Supplied material.
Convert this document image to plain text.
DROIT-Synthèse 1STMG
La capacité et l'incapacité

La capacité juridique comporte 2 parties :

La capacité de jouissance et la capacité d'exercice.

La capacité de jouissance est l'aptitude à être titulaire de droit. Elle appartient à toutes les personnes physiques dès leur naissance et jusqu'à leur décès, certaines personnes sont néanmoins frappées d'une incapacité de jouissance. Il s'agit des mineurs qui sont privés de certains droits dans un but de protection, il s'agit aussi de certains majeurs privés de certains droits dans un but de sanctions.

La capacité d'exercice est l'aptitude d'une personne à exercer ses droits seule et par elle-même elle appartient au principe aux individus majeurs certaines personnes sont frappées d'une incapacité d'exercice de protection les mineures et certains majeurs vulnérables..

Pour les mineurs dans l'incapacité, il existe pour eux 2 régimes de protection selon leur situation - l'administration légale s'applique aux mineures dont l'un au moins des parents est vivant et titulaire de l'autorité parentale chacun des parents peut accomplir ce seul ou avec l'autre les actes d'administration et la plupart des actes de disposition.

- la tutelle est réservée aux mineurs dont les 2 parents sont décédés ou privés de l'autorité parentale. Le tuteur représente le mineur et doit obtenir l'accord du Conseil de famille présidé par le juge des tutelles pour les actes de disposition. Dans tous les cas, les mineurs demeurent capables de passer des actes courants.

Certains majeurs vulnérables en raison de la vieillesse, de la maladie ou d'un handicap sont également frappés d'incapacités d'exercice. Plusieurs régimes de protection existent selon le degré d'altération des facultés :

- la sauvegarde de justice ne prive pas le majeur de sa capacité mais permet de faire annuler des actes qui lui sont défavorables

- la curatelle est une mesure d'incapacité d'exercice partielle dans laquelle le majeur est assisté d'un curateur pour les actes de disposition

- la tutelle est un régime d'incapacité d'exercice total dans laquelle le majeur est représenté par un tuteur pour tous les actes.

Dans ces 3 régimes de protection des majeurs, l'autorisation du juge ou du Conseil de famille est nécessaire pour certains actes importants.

Exercise requirements. Each line that contains the word "laquelle" counts toward the total; give only that total.

Answer for the task. 2